— Records for processing —
• • • • •
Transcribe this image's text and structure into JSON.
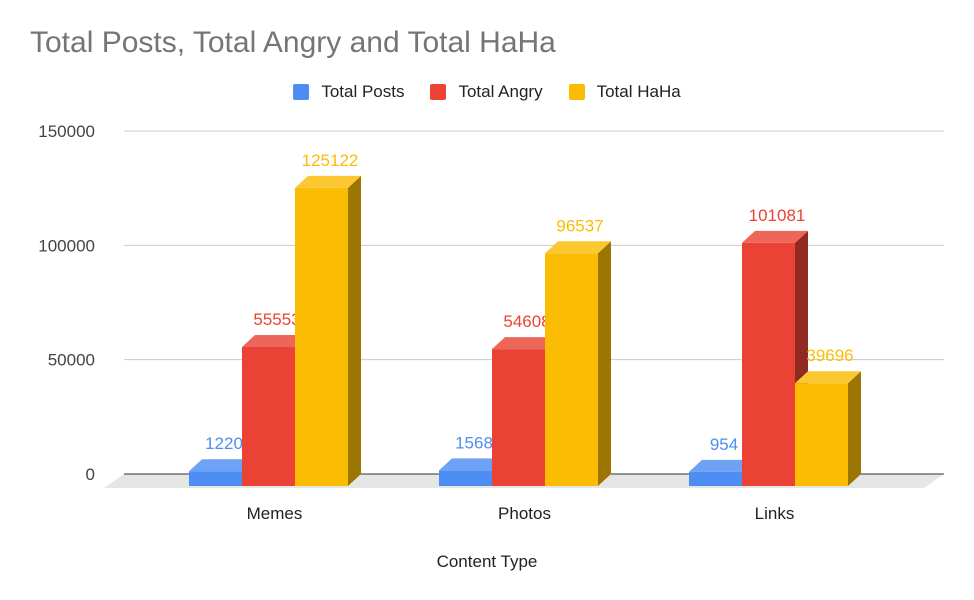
{
  "chart_data": {
    "type": "bar",
    "title": "Total Posts, Total Angry and Total HaHa",
    "xlabel": "Content Type",
    "ylabel": "",
    "categories": [
      "Memes",
      "Photos",
      "Links"
    ],
    "series": [
      {
        "name": "Total Posts",
        "color": "#4e8df2",
        "values": [
          1220,
          1568,
          954
        ]
      },
      {
        "name": "Total Angry",
        "color": "#ea4335",
        "values": [
          55553,
          54608,
          101081
        ]
      },
      {
        "name": "Total HaHa",
        "color": "#fbbc04",
        "values": [
          125122,
          96537,
          39696
        ]
      }
    ],
    "ylim": [
      0,
      150000
    ],
    "yticks": [
      "0",
      "50000",
      "100000",
      "150000"
    ],
    "grid": true,
    "legend_position": "top-center",
    "style": "3d"
  }
}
• • • • •
— Task requirements —
Make an exact copy of the listing above. Do not include the pictures.

— Solution to the exercise —
Transcribe this image's text and structure into JSON.
{
  "chart_data": {
    "type": "bar",
    "title": "Total Posts, Total Angry and Total HaHa",
    "xlabel": "Content Type",
    "ylabel": "",
    "categories": [
      "Memes",
      "Photos",
      "Links"
    ],
    "series": [
      {
        "name": "Total Posts",
        "color": "#4e8df2",
        "values": [
          1220,
          1568,
          954
        ]
      },
      {
        "name": "Total Angry",
        "color": "#ea4335",
        "values": [
          55553,
          54608,
          101081
        ]
      },
      {
        "name": "Total HaHa",
        "color": "#fbbc04",
        "values": [
          125122,
          96537,
          39696
        ]
      }
    ],
    "ylim": [
      0,
      150000
    ],
    "yticks": [
      "0",
      "50000",
      "100000",
      "150000"
    ],
    "grid": true,
    "legend_position": "top-center",
    "style": "3d"
  }
}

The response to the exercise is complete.